** WHAT IS BEING ASKED **
Your task is to repeat all of the data exactly while excluding the pictures.
* Begin RECORDED INFORMATION *
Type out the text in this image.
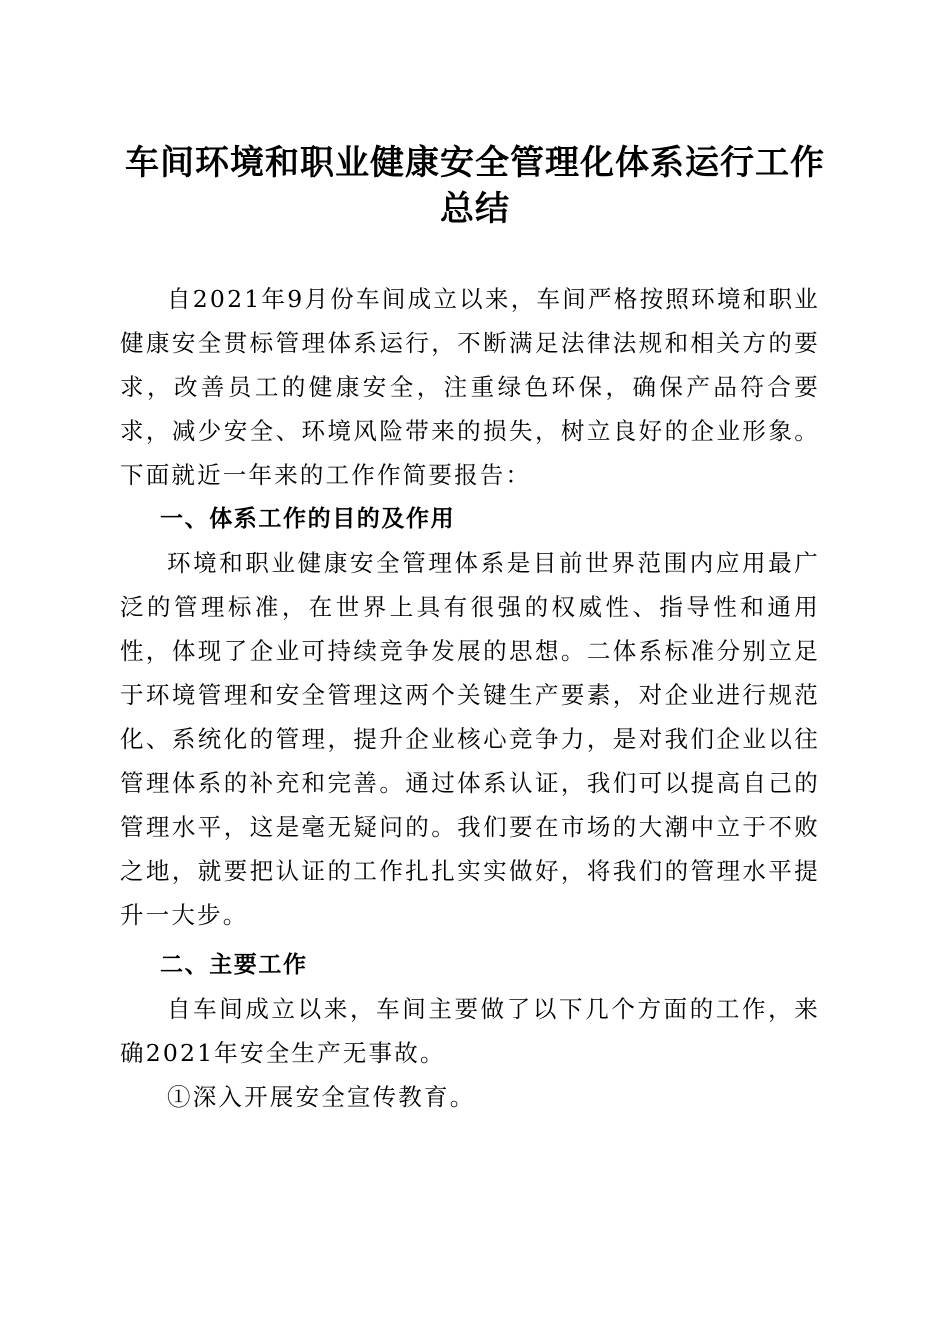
车间环境和职业健康安全管理化体系运行工作
总结

自2021年9月份车间成立以来，车间严格按照环境和职业健康安全贯标管理体系运行，不断满足法律法规和相关方的要求，改善员工的健康安全，注重绿色环保，确保产品符合要求，减少安全、环境风险带来的损失，树立良好的企业形象。下面就近一年来的工作作简要报告：

一、体系工作的目的及作用

环境和职业健康安全管理体系是目前世界范围内应用最广泛的管理标准，在世界上具有很强的权威性、指导性和通用性，体现了企业可持续竞争发展的思想。二体系标准分别立足于环境管理和安全管理这两个关键生产要素，对企业进行规范化、系统化的管理，提升企业核心竞争力，是对我们企业以往管理体系的补充和完善。通过体系认证，我们可以提高自己的管理水平，这是毫无疑问的。我们要在市场的大潮中立于不败之地，就要把认证的工作扎扎实实做好，将我们的管理水平提升一大步。

二、主要工作

自车间成立以来，车间主要做了以下几个方面的工作，来确2021年安全生产无事故。

①深入开展安全宣传教育。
* End RECORDED INFORMATION *
** COMPLETED EXERCISE **
Type out the text in this image.
车间环境和职业健康安全管理化体系运行工作
总结

自2021年9月份车间成立以来，车间严格按照环境和职业健康安全贯标管理体系运行，不断满足法律法规和相关方的要求，改善员工的健康安全，注重绿色环保，确保产品符合要求，减少安全、环境风险带来的损失，树立良好的企业形象。下面就近一年来的工作作简要报告：

一、体系工作的目的及作用

环境和职业健康安全管理体系是目前世界范围内应用最广泛的管理标准，在世界上具有很强的权威性、指导性和通用性，体现了企业可持续竞争发展的思想。二体系标准分别立足于环境管理和安全管理这两个关键生产要素，对企业进行规范化、系统化的管理，提升企业核心竞争力，是对我们企业以往管理体系的补充和完善。通过体系认证，我们可以提高自己的管理水平，这是毫无疑问的。我们要在市场的大潮中立于不败之地，就要把认证的工作扎扎实实做好，将我们的管理水平提升一大步。

二、主要工作

自车间成立以来，车间主要做了以下几个方面的工作，来确2021年安全生产无事故。

①深入开展安全宣传教育。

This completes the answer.